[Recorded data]
---------------

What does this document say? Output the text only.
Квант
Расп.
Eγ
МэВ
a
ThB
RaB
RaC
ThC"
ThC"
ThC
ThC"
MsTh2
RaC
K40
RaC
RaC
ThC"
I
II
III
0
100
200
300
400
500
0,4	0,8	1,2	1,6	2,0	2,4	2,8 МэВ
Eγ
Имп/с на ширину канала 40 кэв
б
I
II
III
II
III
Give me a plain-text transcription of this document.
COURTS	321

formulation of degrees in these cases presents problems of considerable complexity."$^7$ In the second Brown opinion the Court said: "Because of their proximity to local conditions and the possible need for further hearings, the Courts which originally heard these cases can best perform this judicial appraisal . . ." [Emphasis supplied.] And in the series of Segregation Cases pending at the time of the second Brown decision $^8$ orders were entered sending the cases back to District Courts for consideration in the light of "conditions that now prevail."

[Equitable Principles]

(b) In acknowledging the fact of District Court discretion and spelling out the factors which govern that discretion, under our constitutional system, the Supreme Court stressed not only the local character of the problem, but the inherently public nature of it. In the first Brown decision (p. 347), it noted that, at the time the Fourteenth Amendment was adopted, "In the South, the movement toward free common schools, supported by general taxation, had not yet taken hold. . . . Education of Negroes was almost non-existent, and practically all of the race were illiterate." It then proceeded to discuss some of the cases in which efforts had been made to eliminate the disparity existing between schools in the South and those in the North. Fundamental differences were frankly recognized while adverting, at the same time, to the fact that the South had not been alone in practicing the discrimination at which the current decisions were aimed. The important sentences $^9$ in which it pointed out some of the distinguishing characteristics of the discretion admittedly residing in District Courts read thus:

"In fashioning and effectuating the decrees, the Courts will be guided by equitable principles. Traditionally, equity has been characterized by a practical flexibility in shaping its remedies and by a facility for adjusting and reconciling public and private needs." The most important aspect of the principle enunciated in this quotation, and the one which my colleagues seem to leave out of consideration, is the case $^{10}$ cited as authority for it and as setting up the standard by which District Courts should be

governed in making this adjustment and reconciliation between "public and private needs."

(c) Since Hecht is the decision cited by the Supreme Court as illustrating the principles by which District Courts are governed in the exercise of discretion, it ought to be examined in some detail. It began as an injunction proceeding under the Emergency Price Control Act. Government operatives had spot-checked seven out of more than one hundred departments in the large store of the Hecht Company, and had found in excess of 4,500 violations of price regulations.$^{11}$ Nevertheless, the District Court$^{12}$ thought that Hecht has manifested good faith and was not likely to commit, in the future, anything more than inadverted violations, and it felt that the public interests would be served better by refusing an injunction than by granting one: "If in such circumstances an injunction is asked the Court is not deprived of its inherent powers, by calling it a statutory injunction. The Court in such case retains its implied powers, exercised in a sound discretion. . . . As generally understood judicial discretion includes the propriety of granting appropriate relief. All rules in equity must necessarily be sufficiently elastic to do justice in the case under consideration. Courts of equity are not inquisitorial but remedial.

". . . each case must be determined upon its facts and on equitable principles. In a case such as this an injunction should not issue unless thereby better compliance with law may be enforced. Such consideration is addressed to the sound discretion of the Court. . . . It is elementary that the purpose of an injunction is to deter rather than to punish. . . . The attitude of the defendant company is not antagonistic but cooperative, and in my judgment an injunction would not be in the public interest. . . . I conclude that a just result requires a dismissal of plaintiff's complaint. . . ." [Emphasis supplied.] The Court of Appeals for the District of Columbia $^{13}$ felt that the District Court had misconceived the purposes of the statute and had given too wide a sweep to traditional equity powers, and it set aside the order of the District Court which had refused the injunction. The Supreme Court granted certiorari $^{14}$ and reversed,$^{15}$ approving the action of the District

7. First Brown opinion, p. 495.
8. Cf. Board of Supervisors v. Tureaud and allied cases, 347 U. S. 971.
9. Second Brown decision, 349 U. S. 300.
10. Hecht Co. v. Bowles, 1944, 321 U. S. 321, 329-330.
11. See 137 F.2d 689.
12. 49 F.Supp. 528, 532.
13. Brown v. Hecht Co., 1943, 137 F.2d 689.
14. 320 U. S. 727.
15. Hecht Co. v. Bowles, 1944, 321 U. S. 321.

---------------

Gather each line holding the string "document".

What does this document say? Output the text only.
Give me a plain-text transcription of this document.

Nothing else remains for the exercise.